**WHAT THIS TASK INVOLVES**
Find the lines that contain the word "contracts" and copy each one.

##### RECORDS PROVIDED

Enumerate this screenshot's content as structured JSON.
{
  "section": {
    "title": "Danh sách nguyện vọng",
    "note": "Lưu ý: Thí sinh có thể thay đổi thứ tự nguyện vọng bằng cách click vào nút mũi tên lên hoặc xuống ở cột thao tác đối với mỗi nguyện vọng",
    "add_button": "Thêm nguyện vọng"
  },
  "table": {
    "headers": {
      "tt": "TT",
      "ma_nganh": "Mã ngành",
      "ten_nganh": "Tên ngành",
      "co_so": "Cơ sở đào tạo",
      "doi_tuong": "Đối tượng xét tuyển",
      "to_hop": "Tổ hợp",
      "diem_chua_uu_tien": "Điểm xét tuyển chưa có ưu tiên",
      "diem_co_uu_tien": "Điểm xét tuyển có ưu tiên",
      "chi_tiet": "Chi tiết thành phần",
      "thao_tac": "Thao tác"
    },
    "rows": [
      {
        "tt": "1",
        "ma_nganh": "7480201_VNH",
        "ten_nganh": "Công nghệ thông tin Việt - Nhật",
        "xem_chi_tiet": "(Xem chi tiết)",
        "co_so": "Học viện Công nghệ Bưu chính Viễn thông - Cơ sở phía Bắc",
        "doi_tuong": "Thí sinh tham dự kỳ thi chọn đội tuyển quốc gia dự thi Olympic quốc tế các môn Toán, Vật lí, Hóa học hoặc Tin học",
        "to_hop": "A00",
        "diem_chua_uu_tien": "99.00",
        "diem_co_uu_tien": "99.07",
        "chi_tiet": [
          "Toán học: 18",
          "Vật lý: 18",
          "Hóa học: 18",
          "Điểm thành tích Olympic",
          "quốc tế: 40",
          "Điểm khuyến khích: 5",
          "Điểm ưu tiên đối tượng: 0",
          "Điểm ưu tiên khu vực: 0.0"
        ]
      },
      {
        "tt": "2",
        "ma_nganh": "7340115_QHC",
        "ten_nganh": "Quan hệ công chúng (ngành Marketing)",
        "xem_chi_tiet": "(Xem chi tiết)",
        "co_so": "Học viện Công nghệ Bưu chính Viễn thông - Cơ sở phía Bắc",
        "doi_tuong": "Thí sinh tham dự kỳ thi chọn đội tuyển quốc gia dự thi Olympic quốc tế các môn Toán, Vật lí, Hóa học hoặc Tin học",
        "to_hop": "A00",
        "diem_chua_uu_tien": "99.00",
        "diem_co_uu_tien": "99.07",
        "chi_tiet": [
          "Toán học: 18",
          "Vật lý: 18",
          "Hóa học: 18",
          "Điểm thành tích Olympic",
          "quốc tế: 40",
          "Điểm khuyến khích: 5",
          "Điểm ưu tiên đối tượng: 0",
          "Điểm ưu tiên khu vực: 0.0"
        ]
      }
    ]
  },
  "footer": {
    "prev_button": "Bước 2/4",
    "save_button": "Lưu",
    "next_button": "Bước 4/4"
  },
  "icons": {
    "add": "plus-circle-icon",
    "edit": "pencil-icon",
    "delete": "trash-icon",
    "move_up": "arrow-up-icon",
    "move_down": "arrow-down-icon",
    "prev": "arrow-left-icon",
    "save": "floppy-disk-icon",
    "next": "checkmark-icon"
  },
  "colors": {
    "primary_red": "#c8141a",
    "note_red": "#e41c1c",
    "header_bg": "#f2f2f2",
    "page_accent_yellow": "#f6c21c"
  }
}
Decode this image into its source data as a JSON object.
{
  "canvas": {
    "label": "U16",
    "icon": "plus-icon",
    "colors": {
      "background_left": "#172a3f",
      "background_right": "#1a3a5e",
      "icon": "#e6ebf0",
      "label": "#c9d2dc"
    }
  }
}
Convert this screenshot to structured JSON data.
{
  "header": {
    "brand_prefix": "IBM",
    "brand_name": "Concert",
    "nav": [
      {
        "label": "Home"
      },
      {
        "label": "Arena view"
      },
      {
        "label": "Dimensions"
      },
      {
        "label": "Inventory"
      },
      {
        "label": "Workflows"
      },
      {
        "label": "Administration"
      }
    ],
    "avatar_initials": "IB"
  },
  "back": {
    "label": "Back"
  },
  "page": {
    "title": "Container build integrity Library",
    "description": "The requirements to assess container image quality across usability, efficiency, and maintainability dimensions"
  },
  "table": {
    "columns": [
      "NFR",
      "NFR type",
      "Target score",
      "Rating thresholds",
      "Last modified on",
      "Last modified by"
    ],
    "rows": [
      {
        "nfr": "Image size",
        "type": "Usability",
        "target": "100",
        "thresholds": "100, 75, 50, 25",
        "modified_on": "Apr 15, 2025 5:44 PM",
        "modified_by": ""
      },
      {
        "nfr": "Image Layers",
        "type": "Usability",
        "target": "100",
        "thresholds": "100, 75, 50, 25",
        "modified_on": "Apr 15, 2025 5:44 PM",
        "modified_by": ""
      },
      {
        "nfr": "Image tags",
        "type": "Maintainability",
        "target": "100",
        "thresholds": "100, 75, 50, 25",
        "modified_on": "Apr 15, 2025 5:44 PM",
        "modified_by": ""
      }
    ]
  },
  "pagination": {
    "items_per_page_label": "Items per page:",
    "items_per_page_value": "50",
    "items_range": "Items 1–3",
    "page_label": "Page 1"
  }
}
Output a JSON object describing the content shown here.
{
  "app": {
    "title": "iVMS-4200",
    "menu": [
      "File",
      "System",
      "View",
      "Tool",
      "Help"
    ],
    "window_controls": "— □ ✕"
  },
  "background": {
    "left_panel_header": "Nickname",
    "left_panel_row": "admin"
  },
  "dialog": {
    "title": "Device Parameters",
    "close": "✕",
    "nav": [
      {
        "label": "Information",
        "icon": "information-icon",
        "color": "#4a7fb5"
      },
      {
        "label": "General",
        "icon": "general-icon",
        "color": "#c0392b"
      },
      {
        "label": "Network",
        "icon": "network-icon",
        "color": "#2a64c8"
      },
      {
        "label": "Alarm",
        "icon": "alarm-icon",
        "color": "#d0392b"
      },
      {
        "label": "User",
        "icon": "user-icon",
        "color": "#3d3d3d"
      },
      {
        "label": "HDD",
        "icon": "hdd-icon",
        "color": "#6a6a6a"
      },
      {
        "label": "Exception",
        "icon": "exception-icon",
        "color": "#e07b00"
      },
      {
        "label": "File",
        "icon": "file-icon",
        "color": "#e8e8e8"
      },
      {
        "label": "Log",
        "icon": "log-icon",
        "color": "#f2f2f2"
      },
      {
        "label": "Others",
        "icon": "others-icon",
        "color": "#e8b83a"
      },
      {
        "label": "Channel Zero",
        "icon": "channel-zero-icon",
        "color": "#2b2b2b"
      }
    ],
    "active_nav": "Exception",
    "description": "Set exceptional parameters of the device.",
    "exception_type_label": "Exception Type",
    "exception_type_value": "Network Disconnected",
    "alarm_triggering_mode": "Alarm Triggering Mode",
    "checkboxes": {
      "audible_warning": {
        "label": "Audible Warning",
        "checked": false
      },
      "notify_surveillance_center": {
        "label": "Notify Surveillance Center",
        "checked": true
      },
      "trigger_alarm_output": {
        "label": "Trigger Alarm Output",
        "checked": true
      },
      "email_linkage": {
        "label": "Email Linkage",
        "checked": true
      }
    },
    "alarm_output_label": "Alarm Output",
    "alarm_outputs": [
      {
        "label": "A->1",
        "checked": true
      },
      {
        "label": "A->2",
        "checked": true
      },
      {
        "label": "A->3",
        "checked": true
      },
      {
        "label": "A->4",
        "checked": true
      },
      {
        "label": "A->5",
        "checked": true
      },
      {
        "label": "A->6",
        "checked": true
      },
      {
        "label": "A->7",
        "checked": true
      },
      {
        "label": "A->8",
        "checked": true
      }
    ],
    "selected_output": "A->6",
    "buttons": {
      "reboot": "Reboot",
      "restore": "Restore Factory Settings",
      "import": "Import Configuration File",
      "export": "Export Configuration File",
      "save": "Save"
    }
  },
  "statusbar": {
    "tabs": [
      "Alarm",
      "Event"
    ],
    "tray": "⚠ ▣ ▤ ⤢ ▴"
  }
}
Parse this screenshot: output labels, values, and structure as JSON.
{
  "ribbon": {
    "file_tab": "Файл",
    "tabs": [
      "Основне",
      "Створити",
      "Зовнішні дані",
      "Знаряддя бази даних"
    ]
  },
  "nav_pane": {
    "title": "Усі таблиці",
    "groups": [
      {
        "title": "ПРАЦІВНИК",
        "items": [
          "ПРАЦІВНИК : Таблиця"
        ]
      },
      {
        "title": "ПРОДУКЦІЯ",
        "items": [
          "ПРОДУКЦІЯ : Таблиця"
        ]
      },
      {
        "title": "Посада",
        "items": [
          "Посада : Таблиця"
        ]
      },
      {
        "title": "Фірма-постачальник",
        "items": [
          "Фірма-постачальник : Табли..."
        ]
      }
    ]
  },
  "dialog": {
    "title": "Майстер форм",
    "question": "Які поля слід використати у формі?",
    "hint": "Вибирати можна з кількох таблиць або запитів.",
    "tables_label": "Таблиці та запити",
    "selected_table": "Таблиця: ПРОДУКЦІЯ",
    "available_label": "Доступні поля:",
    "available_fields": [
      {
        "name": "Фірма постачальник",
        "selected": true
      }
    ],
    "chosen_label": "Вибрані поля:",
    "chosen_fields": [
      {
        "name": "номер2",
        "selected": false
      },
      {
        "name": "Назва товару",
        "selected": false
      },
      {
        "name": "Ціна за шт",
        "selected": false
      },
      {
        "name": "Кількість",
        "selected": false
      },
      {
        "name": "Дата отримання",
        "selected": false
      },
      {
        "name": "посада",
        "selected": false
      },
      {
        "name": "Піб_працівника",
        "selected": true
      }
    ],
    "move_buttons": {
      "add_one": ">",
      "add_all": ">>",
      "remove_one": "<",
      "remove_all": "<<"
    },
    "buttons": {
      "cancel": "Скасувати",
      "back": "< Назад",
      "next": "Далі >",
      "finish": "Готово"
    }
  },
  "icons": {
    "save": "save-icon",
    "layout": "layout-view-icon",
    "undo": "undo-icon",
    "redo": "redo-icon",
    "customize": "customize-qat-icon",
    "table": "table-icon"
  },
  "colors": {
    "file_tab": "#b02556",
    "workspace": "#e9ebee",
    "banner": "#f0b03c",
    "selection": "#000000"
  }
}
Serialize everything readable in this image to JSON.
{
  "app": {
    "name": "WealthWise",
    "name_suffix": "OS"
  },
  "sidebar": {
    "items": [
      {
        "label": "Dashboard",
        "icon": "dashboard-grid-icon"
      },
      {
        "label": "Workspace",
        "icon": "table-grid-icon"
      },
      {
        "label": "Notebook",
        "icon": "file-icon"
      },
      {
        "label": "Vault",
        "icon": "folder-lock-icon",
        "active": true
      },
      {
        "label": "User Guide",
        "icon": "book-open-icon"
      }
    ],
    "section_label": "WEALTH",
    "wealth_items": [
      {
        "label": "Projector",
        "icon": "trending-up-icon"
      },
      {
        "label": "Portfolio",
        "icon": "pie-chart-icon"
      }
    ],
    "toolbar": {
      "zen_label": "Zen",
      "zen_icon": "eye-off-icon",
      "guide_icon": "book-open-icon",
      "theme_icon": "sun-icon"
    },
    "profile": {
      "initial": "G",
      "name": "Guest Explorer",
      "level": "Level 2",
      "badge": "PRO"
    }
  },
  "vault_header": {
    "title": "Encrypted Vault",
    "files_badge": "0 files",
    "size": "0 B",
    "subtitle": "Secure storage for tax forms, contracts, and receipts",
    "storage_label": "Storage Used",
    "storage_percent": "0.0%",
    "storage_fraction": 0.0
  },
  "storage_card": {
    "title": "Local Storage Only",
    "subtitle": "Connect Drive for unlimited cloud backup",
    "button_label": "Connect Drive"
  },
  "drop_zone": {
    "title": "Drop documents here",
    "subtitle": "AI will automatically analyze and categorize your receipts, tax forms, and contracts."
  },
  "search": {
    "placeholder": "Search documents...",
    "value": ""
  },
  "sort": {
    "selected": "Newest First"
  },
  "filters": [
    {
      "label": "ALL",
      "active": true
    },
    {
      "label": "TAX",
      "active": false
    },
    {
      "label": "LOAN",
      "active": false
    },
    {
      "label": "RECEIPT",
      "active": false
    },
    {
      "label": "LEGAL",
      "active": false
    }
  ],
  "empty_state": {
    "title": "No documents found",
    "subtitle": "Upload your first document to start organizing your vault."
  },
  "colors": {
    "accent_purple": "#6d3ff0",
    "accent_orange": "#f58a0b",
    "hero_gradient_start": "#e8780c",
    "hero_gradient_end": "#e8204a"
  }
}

##########

**ANSWER FOR THE TASK**
    "subtitle": "Secure storage for tax forms, contracts, and receipts",
    "subtitle": "AI will automatically analyze and categorize your receipts, tax forms, and contracts."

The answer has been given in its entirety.